-- Start of Records to process --

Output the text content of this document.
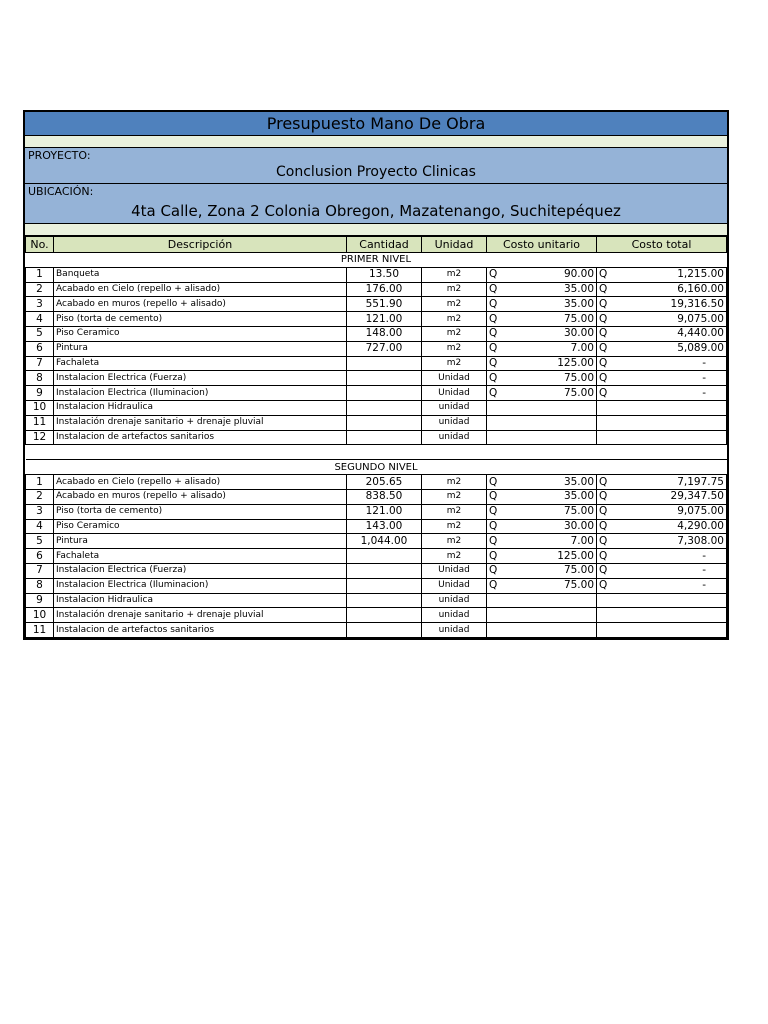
Presupuesto Mano De Obra
PROYECTO:
Conclusion Proyecto Clinicas
UBICACIÓN:
4ta Calle, Zona 2 Colonia Obregon, Mazatenango, Suchitepéquez
No.	Descripción	Cantidad	Unidad	Costo unitario	Costo total
PRIMER NIVEL					
1	Banqueta	13.50	m2	Q 90.00	Q 1,215.00

2	Acabado en Cielo (repello + alisado)	176.00	m2	Q 35.00	Q 6,160.00

3	Acabado en muros (repello + alisado)	551.90	m2	Q 35.00	Q 19,316.50

4	Piso (torta de cemento)	121.00	m2	Q 75.00	Q 9,075.00

5	Piso Ceramico	148.00	m2	Q 30.00	Q 4,440.00

6	Pintura	727.00	m2	Q 7.00	Q 5,089.00

7	Fachaleta		m2	Q 125.00	Q -

8	Instalacion Electrica (Fuerza)		Unidad	Q 75.00	Q -

9	Instalacion Electrica (Iluminacion)		Unidad	Q 75.00	Q -

10	Instalacion Hidraulica		unidad		
11	Instalación drenaje sanitario + drenaje pluvial		unidad		
12	Instalacion de artefactos sanitarios		unidad		

SEGUNDO NIVEL					
1	Acabado en Cielo (repello + alisado)	205.65	m2	Q 35.00	Q 7,197.75

2	Acabado en muros (repello + alisado)	838.50	m2	Q 35.00	Q 29,347.50

3	Piso (torta de cemento)	121.00	m2	Q 75.00	Q 9,075.00

4	Piso Ceramico	143.00	m2	Q 30.00	Q 4,290.00

5	Pintura	1,044.00	m2	Q 7.00	Q 7,308.00

6	Fachaleta		m2	Q 125.00	Q -

7	Instalacion Electrica (Fuerza)		Unidad	Q 75.00	Q -

8	Instalacion Electrica (Iluminacion)		Unidad	Q 75.00	Q -

9	Instalacion Hidraulica		unidad		
10	Instalación drenaje sanitario + drenaje pluvial		unidad		
11	Instalacion de artefactos sanitarios		unidad		
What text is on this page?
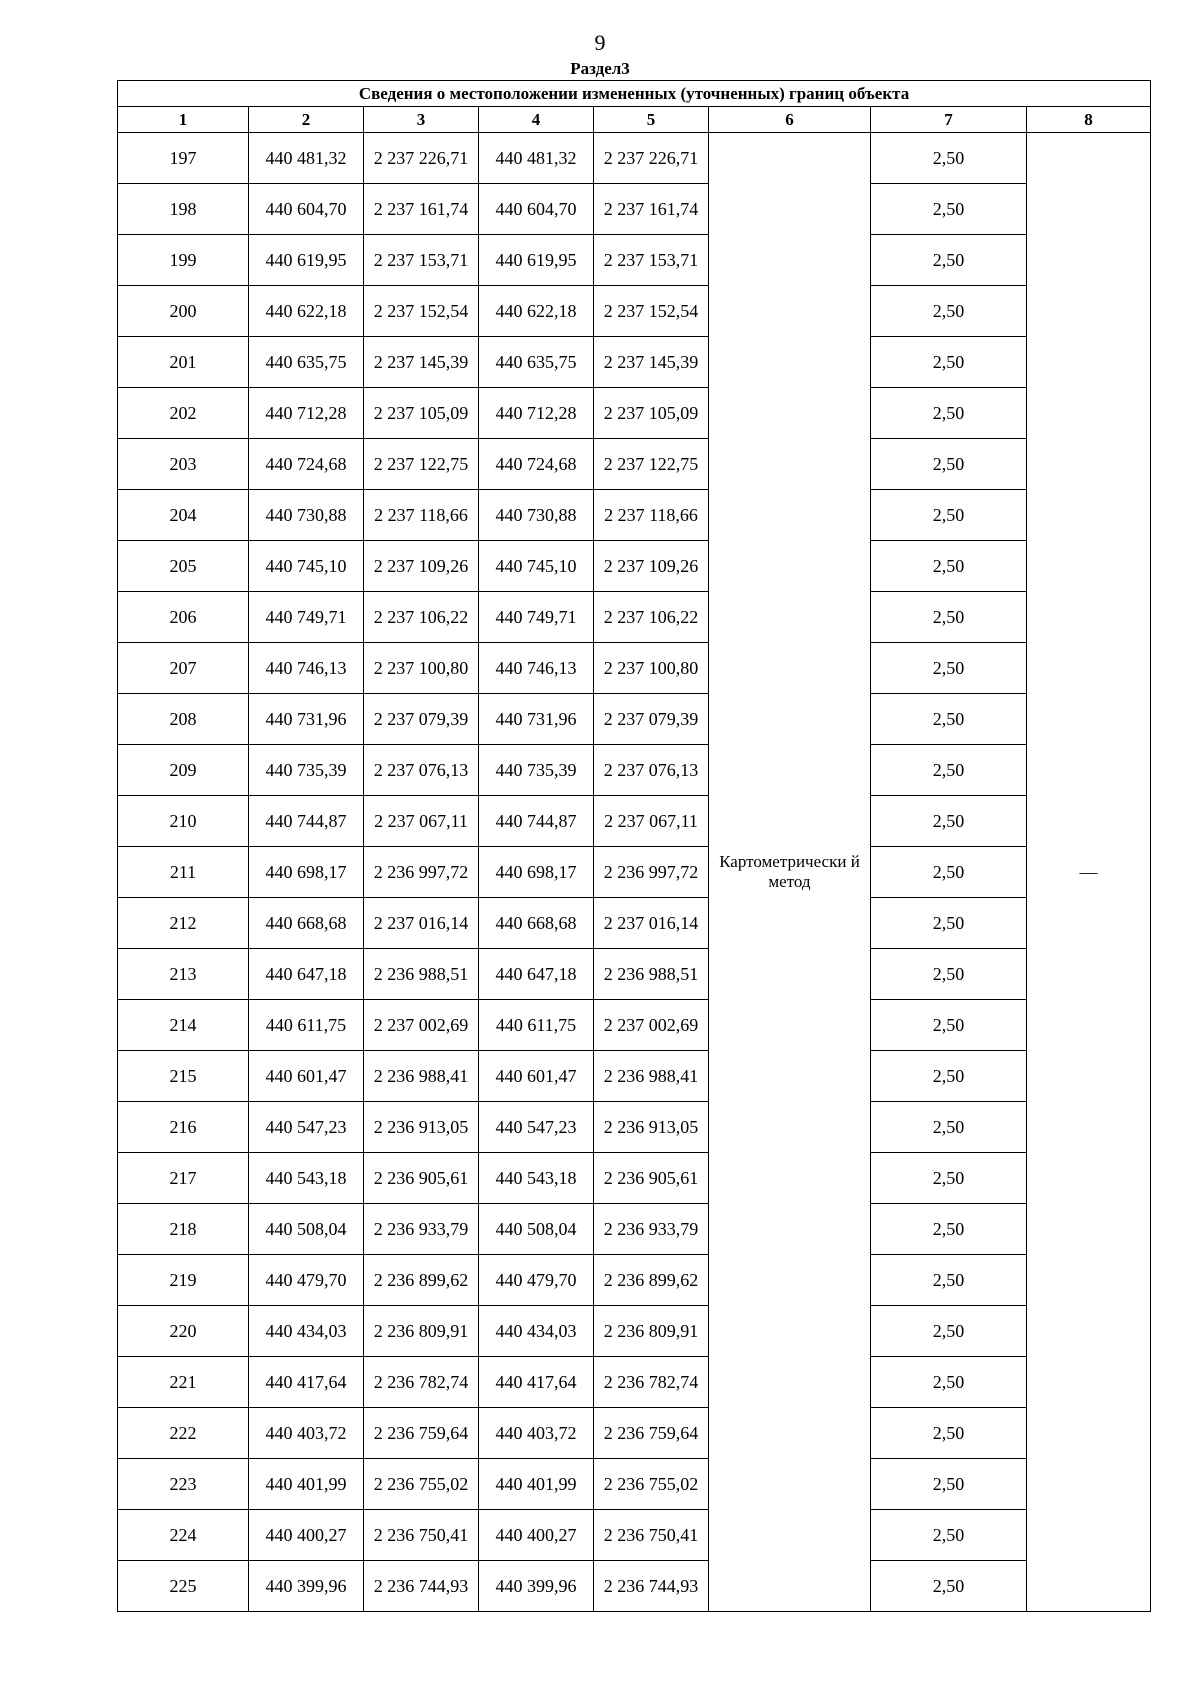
9
Раздел3
Сведения о местоположении измененных (уточненных) границ объекта							
1	2	3	4	5	6	7	8
197	440 481,32	2 237 226,71	440 481,32	2 237 226,71	Картометрически й метод	2,50	—
198	440 604,70	2 237 161,74	440 604,70	2 237 161,74		2,50	
199	440 619,95	2 237 153,71	440 619,95	2 237 153,71		2,50	
200	440 622,18	2 237 152,54	440 622,18	2 237 152,54		2,50	
201	440 635,75	2 237 145,39	440 635,75	2 237 145,39		2,50	
202	440 712,28	2 237 105,09	440 712,28	2 237 105,09		2,50	
203	440 724,68	2 237 122,75	440 724,68	2 237 122,75		2,50	
204	440 730,88	2 237 118,66	440 730,88	2 237 118,66		2,50	
205	440 745,10	2 237 109,26	440 745,10	2 237 109,26		2,50	
206	440 749,71	2 237 106,22	440 749,71	2 237 106,22		2,50	
207	440 746,13	2 237 100,80	440 746,13	2 237 100,80		2,50	
208	440 731,96	2 237 079,39	440 731,96	2 237 079,39		2,50	
209	440 735,39	2 237 076,13	440 735,39	2 237 076,13		2,50	
210	440 744,87	2 237 067,11	440 744,87	2 237 067,11		2,50	
211	440 698,17	2 236 997,72	440 698,17	2 236 997,72		2,50	
212	440 668,68	2 237 016,14	440 668,68	2 237 016,14		2,50	
213	440 647,18	2 236 988,51	440 647,18	2 236 988,51		2,50	
214	440 611,75	2 237 002,69	440 611,75	2 237 002,69		2,50	
215	440 601,47	2 236 988,41	440 601,47	2 236 988,41		2,50	
216	440 547,23	2 236 913,05	440 547,23	2 236 913,05		2,50	
217	440 543,18	2 236 905,61	440 543,18	2 236 905,61		2,50	
218	440 508,04	2 236 933,79	440 508,04	2 236 933,79		2,50	
219	440 479,70	2 236 899,62	440 479,70	2 236 899,62		2,50	
220	440 434,03	2 236 809,91	440 434,03	2 236 809,91		2,50	
221	440 417,64	2 236 782,74	440 417,64	2 236 782,74		2,50	
222	440 403,72	2 236 759,64	440 403,72	2 236 759,64		2,50	
223	440 401,99	2 236 755,02	440 401,99	2 236 755,02		2,50	
224	440 400,27	2 236 750,41	440 400,27	2 236 750,41		2,50	
225	440 399,96	2 236 744,93	440 399,96	2 236 744,93		2,50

-- End of Records to process --

* _What this task involves_
Leave out the pictures and repeat everything else in the records exactly.

* _Full output_
Output the text content of this document.
Presupuesto Mano De Obra
PROYECTO:
Conclusion Proyecto Clinicas
UBICACIÓN:
4ta Calle, Zona 2 Colonia Obregon, Mazatenango, Suchitepéquez
No.	Descripción	Cantidad	Unidad	Costo unitario	Costo total
PRIMER NIVEL					
1	Banqueta	13.50	m2	Q 90.00	Q 1,215.00

2	Acabado en Cielo (repello + alisado)	176.00	m2	Q 35.00	Q 6,160.00

3	Acabado en muros (repello + alisado)	551.90	m2	Q 35.00	Q 19,316.50

4	Piso (torta de cemento)	121.00	m2	Q 75.00	Q 9,075.00

5	Piso Ceramico	148.00	m2	Q 30.00	Q 4,440.00

6	Pintura	727.00	m2	Q 7.00	Q 5,089.00

7	Fachaleta		m2	Q 125.00	Q -

8	Instalacion Electrica (Fuerza)		Unidad	Q 75.00	Q -

9	Instalacion Electrica (Iluminacion)		Unidad	Q 75.00	Q -

10	Instalacion Hidraulica		unidad		
11	Instalación drenaje sanitario + drenaje pluvial		unidad		
12	Instalacion de artefactos sanitarios		unidad		

SEGUNDO NIVEL					
1	Acabado en Cielo (repello + alisado)	205.65	m2	Q 35.00	Q 7,197.75

2	Acabado en muros (repello + alisado)	838.50	m2	Q 35.00	Q 29,347.50

3	Piso (torta de cemento)	121.00	m2	Q 75.00	Q 9,075.00

4	Piso Ceramico	143.00	m2	Q 30.00	Q 4,290.00

5	Pintura	1,044.00	m2	Q 7.00	Q 7,308.00

6	Fachaleta		m2	Q 125.00	Q -

7	Instalacion Electrica (Fuerza)		Unidad	Q 75.00	Q -

8	Instalacion Electrica (Iluminacion)		Unidad	Q 75.00	Q -

9	Instalacion Hidraulica		unidad		
10	Instalación drenaje sanitario + drenaje pluvial		unidad		
11	Instalacion de artefactos sanitarios		unidad		
What text is on this page?
9
Раздел3
Сведения о местоположении измененных (уточненных) границ объекта							
1	2	3	4	5	6	7	8
197	440 481,32	2 237 226,71	440 481,32	2 237 226,71	Картометрически й метод	2,50	—
198	440 604,70	2 237 161,74	440 604,70	2 237 161,74		2,50	
199	440 619,95	2 237 153,71	440 619,95	2 237 153,71		2,50	
200	440 622,18	2 237 152,54	440 622,18	2 237 152,54		2,50	
201	440 635,75	2 237 145,39	440 635,75	2 237 145,39		2,50	
202	440 712,28	2 237 105,09	440 712,28	2 237 105,09		2,50	
203	440 724,68	2 237 122,75	440 724,68	2 237 122,75		2,50	
204	440 730,88	2 237 118,66	440 730,88	2 237 118,66		2,50	
205	440 745,10	2 237 109,26	440 745,10	2 237 109,26		2,50	
206	440 749,71	2 237 106,22	440 749,71	2 237 106,22		2,50	
207	440 746,13	2 237 100,80	440 746,13	2 237 100,80		2,50	
208	440 731,96	2 237 079,39	440 731,96	2 237 079,39		2,50	
209	440 735,39	2 237 076,13	440 735,39	2 237 076,13		2,50	
210	440 744,87	2 237 067,11	440 744,87	2 237 067,11		2,50	
211	440 698,17	2 236 997,72	440 698,17	2 236 997,72		2,50	
212	440 668,68	2 237 016,14	440 668,68	2 237 016,14		2,50	
213	440 647,18	2 236 988,51	440 647,18	2 236 988,51		2,50	
214	440 611,75	2 237 002,69	440 611,75	2 237 002,69		2,50	
215	440 601,47	2 236 988,41	440 601,47	2 236 988,41		2,50	
216	440 547,23	2 236 913,05	440 547,23	2 236 913,05		2,50	
217	440 543,18	2 236 905,61	440 543,18	2 236 905,61		2,50	
218	440 508,04	2 236 933,79	440 508,04	2 236 933,79		2,50	
219	440 479,70	2 236 899,62	440 479,70	2 236 899,62		2,50	
220	440 434,03	2 236 809,91	440 434,03	2 236 809,91		2,50	
221	440 417,64	2 236 782,74	440 417,64	2 236 782,74		2,50	
222	440 403,72	2 236 759,64	440 403,72	2 236 759,64		2,50	
223	440 401,99	2 236 755,02	440 401,99	2 236 755,02		2,50	
224	440 400,27	2 236 750,41	440 400,27	2 236 750,41		2,50	
225	440 399,96	2 236 744,93	440 399,96	2 236 744,93		2,50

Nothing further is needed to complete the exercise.